#### [Task description]
Make an exact copy of all the entries, with the pictures left out.

#### [Dataset extract]
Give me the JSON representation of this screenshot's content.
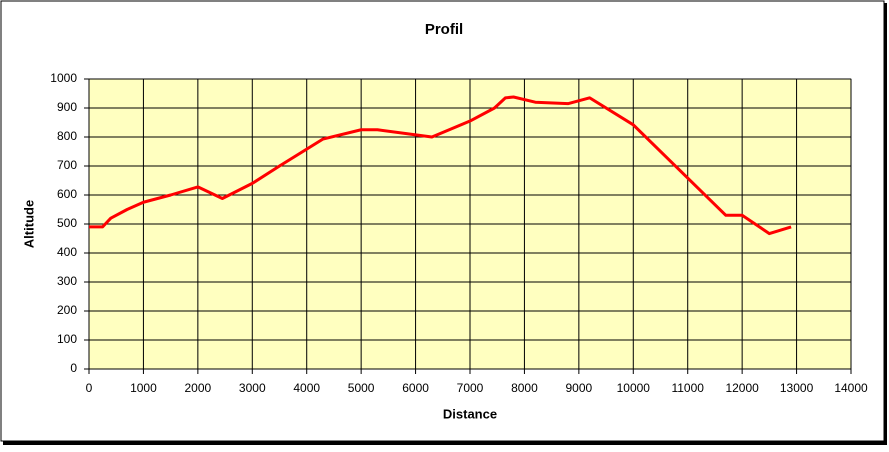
{
  "chart_data": {
    "type": "line",
    "title": "Profil",
    "xlabel": "Distance",
    "ylabel": "Altitude",
    "series": [
      {
        "name": "Altitude",
        "color": "#ff0000",
        "x": [
          0,
          250,
          400,
          700,
          1000,
          1500,
          2000,
          2450,
          3000,
          3500,
          4300,
          5000,
          5300,
          6300,
          7000,
          7450,
          7650,
          7800,
          8200,
          8800,
          9200,
          10000,
          11700,
          12000,
          12500,
          12900
        ],
        "values": [
          490,
          490,
          520,
          550,
          575,
          600,
          628,
          588,
          640,
          700,
          793,
          825,
          825,
          800,
          855,
          900,
          935,
          938,
          920,
          915,
          935,
          842,
          530,
          530,
          467,
          490
        ]
      }
    ],
    "xlim": [
      0,
      14000
    ],
    "xticks": [
      0,
      1000,
      2000,
      3000,
      4000,
      5000,
      6000,
      7000,
      8000,
      9000,
      10000,
      11000,
      12000,
      13000,
      14000
    ],
    "ylim": [
      0,
      1000
    ],
    "yticks": [
      0,
      100,
      200,
      300,
      400,
      500,
      600,
      700,
      800,
      900,
      1000
    ],
    "grid": true,
    "plot_background": "#ffffc0"
  }
}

#### [Solution for this exercise]
Give me the JSON representation of this screenshot's content.
{
  "chart_data": {
    "type": "line",
    "title": "Profil",
    "xlabel": "Distance",
    "ylabel": "Altitude",
    "series": [
      {
        "name": "Altitude",
        "color": "#ff0000",
        "x": [
          0,
          250,
          400,
          700,
          1000,
          1500,
          2000,
          2450,
          3000,
          3500,
          4300,
          5000,
          5300,
          6300,
          7000,
          7450,
          7650,
          7800,
          8200,
          8800,
          9200,
          10000,
          11700,
          12000,
          12500,
          12900
        ],
        "values": [
          490,
          490,
          520,
          550,
          575,
          600,
          628,
          588,
          640,
          700,
          793,
          825,
          825,
          800,
          855,
          900,
          935,
          938,
          920,
          915,
          935,
          842,
          530,
          530,
          467,
          490
        ]
      }
    ],
    "xlim": [
      0,
      14000
    ],
    "xticks": [
      0,
      1000,
      2000,
      3000,
      4000,
      5000,
      6000,
      7000,
      8000,
      9000,
      10000,
      11000,
      12000,
      13000,
      14000
    ],
    "ylim": [
      0,
      1000
    ],
    "yticks": [
      0,
      100,
      200,
      300,
      400,
      500,
      600,
      700,
      800,
      900,
      1000
    ],
    "grid": true,
    "plot_background": "#ffffc0"
  }
}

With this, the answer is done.